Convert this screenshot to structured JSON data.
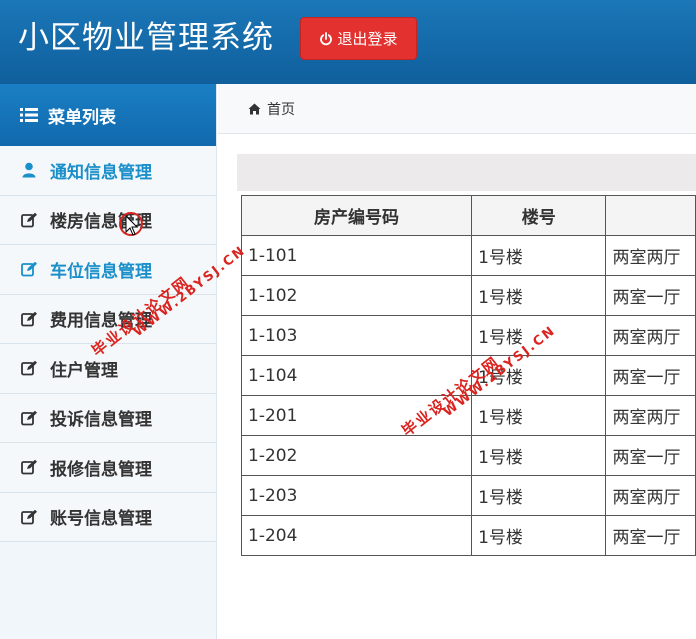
{
  "header": {
    "title": "小区物业管理系统",
    "logout_label": "退出登录"
  },
  "sidebar": {
    "title": "菜单列表",
    "items": [
      {
        "label": "通知信息管理",
        "icon": "user-icon",
        "active": true
      },
      {
        "label": "楼房信息管理",
        "icon": "edit-icon",
        "active": false
      },
      {
        "label": "车位信息管理",
        "icon": "edit-icon",
        "active": true
      },
      {
        "label": "费用信息管理",
        "icon": "edit-icon",
        "active": false
      },
      {
        "label": "住户管理",
        "icon": "edit-icon",
        "active": false
      },
      {
        "label": "投诉信息管理",
        "icon": "edit-icon",
        "active": false
      },
      {
        "label": "报修信息管理",
        "icon": "edit-icon",
        "active": false
      },
      {
        "label": "账号信息管理",
        "icon": "edit-icon",
        "active": false
      }
    ]
  },
  "breadcrumb": {
    "home_label": "首页"
  },
  "table": {
    "headers": [
      "房产编号码",
      "楼号",
      ""
    ],
    "rows": [
      [
        "1-101",
        "1号楼",
        "两室两厅"
      ],
      [
        "1-102",
        "1号楼",
        "两室一厅"
      ],
      [
        "1-103",
        "1号楼",
        "两室两厅"
      ],
      [
        "1-104",
        "1号楼",
        "两室一厅"
      ],
      [
        "1-201",
        "1号楼",
        "两室两厅"
      ],
      [
        "1-202",
        "1号楼",
        "两室一厅"
      ],
      [
        "1-203",
        "1号楼",
        "两室两厅"
      ],
      [
        "1-204",
        "1号楼",
        "两室一厅"
      ]
    ]
  },
  "watermarks": {
    "line1": "毕业设计论文网",
    "line2": "WWW.2BYSJ.CN"
  },
  "colors": {
    "header_bg": "#1b77b8",
    "logout_bg": "#e2312f",
    "active_nav": "#1a8fc9",
    "watermark": "#d9241f"
  }
}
################
Problem to solve :: Every record must be copied exactly, with the pictures left out.

Finished answer ::
Convert this screenshot to structured JSON data.
{
  "header": {
    "title": "小区物业管理系统",
    "logout_label": "退出登录"
  },
  "sidebar": {
    "title": "菜单列表",
    "items": [
      {
        "label": "通知信息管理",
        "icon": "user-icon",
        "active": true
      },
      {
        "label": "楼房信息管理",
        "icon": "edit-icon",
        "active": false
      },
      {
        "label": "车位信息管理",
        "icon": "edit-icon",
        "active": true
      },
      {
        "label": "费用信息管理",
        "icon": "edit-icon",
        "active": false
      },
      {
        "label": "住户管理",
        "icon": "edit-icon",
        "active": false
      },
      {
        "label": "投诉信息管理",
        "icon": "edit-icon",
        "active": false
      },
      {
        "label": "报修信息管理",
        "icon": "edit-icon",
        "active": false
      },
      {
        "label": "账号信息管理",
        "icon": "edit-icon",
        "active": false
      }
    ]
  },
  "breadcrumb": {
    "home_label": "首页"
  },
  "table": {
    "headers": [
      "房产编号码",
      "楼号",
      ""
    ],
    "rows": [
      [
        "1-101",
        "1号楼",
        "两室两厅"
      ],
      [
        "1-102",
        "1号楼",
        "两室一厅"
      ],
      [
        "1-103",
        "1号楼",
        "两室两厅"
      ],
      [
        "1-104",
        "1号楼",
        "两室一厅"
      ],
      [
        "1-201",
        "1号楼",
        "两室两厅"
      ],
      [
        "1-202",
        "1号楼",
        "两室一厅"
      ],
      [
        "1-203",
        "1号楼",
        "两室两厅"
      ],
      [
        "1-204",
        "1号楼",
        "两室一厅"
      ]
    ]
  },
  "watermarks": {
    "line1": "毕业设计论文网",
    "line2": "WWW.2BYSJ.CN"
  },
  "colors": {
    "header_bg": "#1b77b8",
    "logout_bg": "#e2312f",
    "active_nav": "#1a8fc9",
    "watermark": "#d9241f"
  }
}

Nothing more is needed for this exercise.